Problem details: Find each line with the word "TradingView" and say how many there are, nothing else.

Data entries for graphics
========

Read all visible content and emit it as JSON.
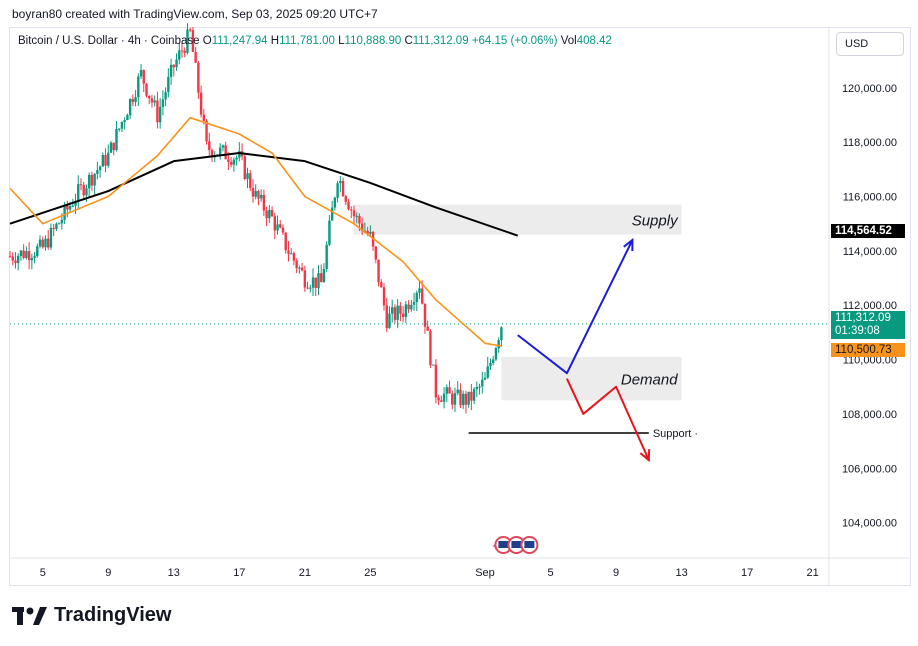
{
  "header": {
    "attribution": "boyran80 created with TradingView.com, Sep 03, 2025 09:20 UTC+7"
  },
  "legend": {
    "symbol": "Bitcoin / U.S. Dollar · 4h · Coinbase",
    "open_label": "O",
    "open": "111,247.94",
    "high_label": "H",
    "high": "111,781.00",
    "low_label": "L",
    "low": "110,888.90",
    "close_label": "C",
    "close": "111,312.09",
    "change": "+64.15 (+0.06%)",
    "vol_label": "Vol",
    "vol": "408.42"
  },
  "price_axis": {
    "currency_button": "USD"
  },
  "tags": {
    "supply_level": "114,564.52",
    "last_price": "111,312.09",
    "countdown": "01:39:08",
    "ema_value": "110,500.73"
  },
  "footer": {
    "brand": "TradingView"
  },
  "colors": {
    "up": "#089981",
    "down": "#f23645",
    "ema_fast": "#f7931a",
    "ema_slow": "#000000",
    "projection_up": "#1c1cd6",
    "projection_down": "#e8141c",
    "zone": "#ececec"
  },
  "chart_data": {
    "type": "candlestick",
    "title": "Bitcoin / U.S. Dollar · 4h · Coinbase",
    "xlabel": "",
    "ylabel": "",
    "x_ticks": [
      "5",
      "9",
      "13",
      "17",
      "21",
      "25",
      "Sep",
      "5",
      "9",
      "13",
      "17",
      "21"
    ],
    "y_ticks": [
      "104,000.00",
      "106,000.00",
      "108,000.00",
      "110,000.00",
      "112,000.00",
      "114,000.00",
      "116,000.00",
      "118,000.00",
      "120,000.00"
    ],
    "ylim": [
      102700,
      122200
    ],
    "x_domain": [
      "Aug 3",
      "Sep 22"
    ],
    "anchors": [
      {
        "date": "Aug 3",
        "close": 113800
      },
      {
        "date": "Aug 5",
        "close": 114100
      },
      {
        "date": "Aug 7",
        "close": 116000
      },
      {
        "date": "Aug 9",
        "close": 117500
      },
      {
        "date": "Aug 11",
        "close": 120500
      },
      {
        "date": "Aug 12",
        "close": 119000
      },
      {
        "date": "Aug 13",
        "close": 120800
      },
      {
        "date": "Aug 14",
        "close": 122000
      },
      {
        "date": "Aug 15",
        "close": 117800
      },
      {
        "date": "Aug 17",
        "close": 117400
      },
      {
        "date": "Aug 18",
        "close": 116000
      },
      {
        "date": "Aug 19",
        "close": 115200
      },
      {
        "date": "Aug 20",
        "close": 114000
      },
      {
        "date": "Aug 21",
        "close": 113000
      },
      {
        "date": "Aug 22",
        "close": 112800
      },
      {
        "date": "Aug 23",
        "close": 116800
      },
      {
        "date": "Aug 24",
        "close": 115300
      },
      {
        "date": "Aug 25",
        "close": 114500
      },
      {
        "date": "Aug 26",
        "close": 111500
      },
      {
        "date": "Aug 27",
        "close": 111800
      },
      {
        "date": "Aug 28",
        "close": 112800
      },
      {
        "date": "Aug 29",
        "close": 108800
      },
      {
        "date": "Aug 30",
        "close": 108600
      },
      {
        "date": "Aug 31",
        "close": 108500
      },
      {
        "date": "Sep 1",
        "close": 109200
      },
      {
        "date": "Sep 2",
        "close": 111300
      }
    ],
    "series": [
      {
        "name": "",
        "kind": "ema_slow",
        "points": [
          [
            "Aug 3",
            115000
          ],
          [
            "Aug 9",
            116200
          ],
          [
            "Aug 13",
            117300
          ],
          [
            "Aug 17",
            117600
          ],
          [
            "Aug 21",
            117300
          ],
          [
            "Aug 25",
            116500
          ],
          [
            "Aug 29",
            115600
          ],
          [
            "Sep 3",
            114560
          ]
        ]
      },
      {
        "name": "",
        "kind": "ema_fast",
        "points": [
          [
            "Aug 3",
            116300
          ],
          [
            "Aug 5",
            115000
          ],
          [
            "Aug 9",
            116000
          ],
          [
            "Aug 12",
            117500
          ],
          [
            "Aug 14",
            118900
          ],
          [
            "Aug 17",
            118300
          ],
          [
            "Aug 19",
            117600
          ],
          [
            "Aug 21",
            116000
          ],
          [
            "Aug 24",
            115000
          ],
          [
            "Aug 27",
            113600
          ],
          [
            "Aug 29",
            112200
          ],
          [
            "Sep 1",
            110600
          ],
          [
            "Sep 2",
            110500
          ]
        ]
      }
    ],
    "zones": [
      {
        "label": "Supply",
        "from": "Aug 24",
        "to": "Sep 13",
        "low": 114600,
        "high": 115700
      },
      {
        "label": "Demand",
        "from": "Sep 2",
        "to": "Sep 13",
        "low": 108500,
        "high": 110100
      }
    ],
    "support": {
      "label": "Support",
      "price": 107300,
      "from": "Aug 31",
      "to": "Sep 11"
    },
    "projections": [
      {
        "name": "",
        "kind": "up",
        "points": [
          [
            "Sep 3",
            110900
          ],
          [
            "Sep 6",
            109500
          ],
          [
            "Sep 10",
            114400
          ]
        ]
      },
      {
        "name": "",
        "kind": "down",
        "points": [
          [
            "Sep 6",
            109300
          ],
          [
            "Sep 7",
            108000
          ],
          [
            "Sep 9",
            109000
          ],
          [
            "Sep 11",
            106300
          ]
        ]
      }
    ],
    "last_price": 111312.09,
    "supply_level": 114564.52
  }
}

========

Expected answer: 2